What you should do: Transcribe all of the records word for word, but omit the pictures.

Records for the exercise:
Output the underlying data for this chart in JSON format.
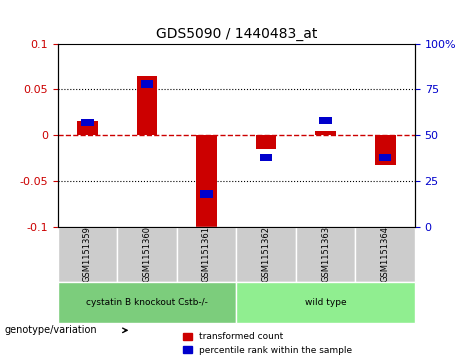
{
  "title": "GDS5090 / 1440483_at",
  "samples": [
    "GSM1151359",
    "GSM1151360",
    "GSM1151361",
    "GSM1151362",
    "GSM1151363",
    "GSM1151364"
  ],
  "red_values": [
    0.015,
    0.065,
    -0.103,
    -0.015,
    0.005,
    -0.032
  ],
  "blue_values_pct": [
    57,
    78,
    18,
    38,
    58,
    38
  ],
  "ylim_left": [
    -0.1,
    0.1
  ],
  "ylim_right": [
    0,
    100
  ],
  "yticks_left": [
    -0.1,
    -0.05,
    0.0,
    0.05,
    0.1
  ],
  "yticks_right": [
    0,
    25,
    50,
    75,
    100
  ],
  "groups": [
    {
      "label": "cystatin B knockout Cstb-/-",
      "samples": [
        0,
        1,
        2
      ],
      "color": "#90EE90"
    },
    {
      "label": "wild type",
      "samples": [
        3,
        4,
        5
      ],
      "color": "#90EE90"
    }
  ],
  "group_box_color": "#cccccc",
  "group_label_row_color_1": "#90EE90",
  "group_label_row_color_2": "#90EE90",
  "red_color": "#cc0000",
  "blue_color": "#0000cc",
  "zero_line_color": "#cc0000",
  "grid_color": "#000000",
  "bg_color": "#ffffff",
  "plot_bg_color": "#ffffff",
  "left_ylabel_color": "#cc0000",
  "right_ylabel_color": "#0000cc",
  "bar_width": 0.35,
  "legend_entries": [
    "transformed count",
    "percentile rank within the sample"
  ]
}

Response:
Output the underlying data for this chart in JSON format.
{
  "title": "GDS5090 / 1440483_at",
  "samples": [
    "GSM1151359",
    "GSM1151360",
    "GSM1151361",
    "GSM1151362",
    "GSM1151363",
    "GSM1151364"
  ],
  "red_values": [
    0.015,
    0.065,
    -0.103,
    -0.015,
    0.005,
    -0.032
  ],
  "blue_values_pct": [
    57,
    78,
    18,
    38,
    58,
    38
  ],
  "ylim_left": [
    -0.1,
    0.1
  ],
  "ylim_right": [
    0,
    100
  ],
  "yticks_left": [
    -0.1,
    -0.05,
    0.0,
    0.05,
    0.1
  ],
  "yticks_right": [
    0,
    25,
    50,
    75,
    100
  ],
  "groups": [
    {
      "label": "cystatin B knockout Cstb-/-",
      "samples": [
        0,
        1,
        2
      ],
      "color": "#90EE90"
    },
    {
      "label": "wild type",
      "samples": [
        3,
        4,
        5
      ],
      "color": "#90EE90"
    }
  ],
  "group_box_color": "#cccccc",
  "group_label_row_color_1": "#90EE90",
  "group_label_row_color_2": "#90EE90",
  "red_color": "#cc0000",
  "blue_color": "#0000cc",
  "zero_line_color": "#cc0000",
  "grid_color": "#000000",
  "bg_color": "#ffffff",
  "plot_bg_color": "#ffffff",
  "left_ylabel_color": "#cc0000",
  "right_ylabel_color": "#0000cc",
  "bar_width": 0.35,
  "legend_entries": [
    "transformed count",
    "percentile rank within the sample"
  ]
}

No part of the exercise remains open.